--- Exercise ---
Show all lines holding the string "correlated".

--- Exercise material ---

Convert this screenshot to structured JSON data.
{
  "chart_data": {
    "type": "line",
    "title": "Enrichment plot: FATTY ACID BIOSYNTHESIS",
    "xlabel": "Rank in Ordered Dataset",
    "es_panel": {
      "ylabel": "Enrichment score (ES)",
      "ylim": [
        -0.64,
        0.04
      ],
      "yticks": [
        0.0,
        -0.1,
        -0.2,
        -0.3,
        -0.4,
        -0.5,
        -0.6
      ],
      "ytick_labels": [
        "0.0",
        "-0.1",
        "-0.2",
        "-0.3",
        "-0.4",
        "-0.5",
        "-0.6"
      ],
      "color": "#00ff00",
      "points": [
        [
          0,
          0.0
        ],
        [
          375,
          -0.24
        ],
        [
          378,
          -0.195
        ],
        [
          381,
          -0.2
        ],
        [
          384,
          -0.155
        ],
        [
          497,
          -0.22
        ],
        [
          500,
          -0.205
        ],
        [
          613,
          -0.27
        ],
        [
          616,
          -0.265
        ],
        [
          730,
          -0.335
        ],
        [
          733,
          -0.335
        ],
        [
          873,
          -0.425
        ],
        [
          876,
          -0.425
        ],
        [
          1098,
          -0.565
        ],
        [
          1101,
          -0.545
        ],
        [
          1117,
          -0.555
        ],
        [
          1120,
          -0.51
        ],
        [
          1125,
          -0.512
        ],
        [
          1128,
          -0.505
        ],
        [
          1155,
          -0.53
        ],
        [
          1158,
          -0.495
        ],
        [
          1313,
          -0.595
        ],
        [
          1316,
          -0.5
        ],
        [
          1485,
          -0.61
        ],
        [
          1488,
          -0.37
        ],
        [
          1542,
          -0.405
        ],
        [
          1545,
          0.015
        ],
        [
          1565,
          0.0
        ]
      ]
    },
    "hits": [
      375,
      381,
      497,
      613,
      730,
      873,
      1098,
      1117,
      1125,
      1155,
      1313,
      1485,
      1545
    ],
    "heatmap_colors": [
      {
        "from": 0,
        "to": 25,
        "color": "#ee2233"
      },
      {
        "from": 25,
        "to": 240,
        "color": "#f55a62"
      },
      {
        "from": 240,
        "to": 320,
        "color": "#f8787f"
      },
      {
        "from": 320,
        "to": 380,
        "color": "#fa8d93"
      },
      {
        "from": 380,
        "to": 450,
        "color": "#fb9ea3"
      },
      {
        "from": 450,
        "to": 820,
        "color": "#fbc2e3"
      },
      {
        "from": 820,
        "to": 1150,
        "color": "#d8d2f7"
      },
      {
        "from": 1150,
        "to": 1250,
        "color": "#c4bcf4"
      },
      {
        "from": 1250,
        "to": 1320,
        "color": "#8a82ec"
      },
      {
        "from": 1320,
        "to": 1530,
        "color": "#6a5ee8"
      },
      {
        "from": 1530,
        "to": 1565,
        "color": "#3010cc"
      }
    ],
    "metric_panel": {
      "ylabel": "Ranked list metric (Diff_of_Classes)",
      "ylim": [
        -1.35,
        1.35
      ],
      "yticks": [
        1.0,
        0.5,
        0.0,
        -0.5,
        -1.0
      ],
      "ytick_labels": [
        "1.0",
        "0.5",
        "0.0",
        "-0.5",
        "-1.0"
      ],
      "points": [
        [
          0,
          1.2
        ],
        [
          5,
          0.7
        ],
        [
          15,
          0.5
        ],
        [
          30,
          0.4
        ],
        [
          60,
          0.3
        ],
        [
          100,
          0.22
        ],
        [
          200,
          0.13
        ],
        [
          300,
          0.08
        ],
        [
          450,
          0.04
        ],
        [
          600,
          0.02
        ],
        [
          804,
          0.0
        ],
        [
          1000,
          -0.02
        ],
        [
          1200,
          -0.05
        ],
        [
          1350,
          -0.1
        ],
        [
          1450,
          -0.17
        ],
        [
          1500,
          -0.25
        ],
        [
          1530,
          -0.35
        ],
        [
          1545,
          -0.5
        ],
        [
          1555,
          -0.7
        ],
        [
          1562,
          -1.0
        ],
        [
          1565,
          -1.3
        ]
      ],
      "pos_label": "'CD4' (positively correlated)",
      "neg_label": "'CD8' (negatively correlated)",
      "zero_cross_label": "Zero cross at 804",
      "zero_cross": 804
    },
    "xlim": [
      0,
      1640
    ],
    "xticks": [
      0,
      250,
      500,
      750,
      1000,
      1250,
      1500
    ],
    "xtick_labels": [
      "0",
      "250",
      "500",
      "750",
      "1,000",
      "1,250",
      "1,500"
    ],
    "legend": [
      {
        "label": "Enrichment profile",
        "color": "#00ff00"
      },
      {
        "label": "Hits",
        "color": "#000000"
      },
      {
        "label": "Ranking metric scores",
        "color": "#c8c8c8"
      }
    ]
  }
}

--- Exercise result ---
      "pos_label": "'CD4' (positively correlated)",
      "neg_label": "'CD8' (negatively correlated)",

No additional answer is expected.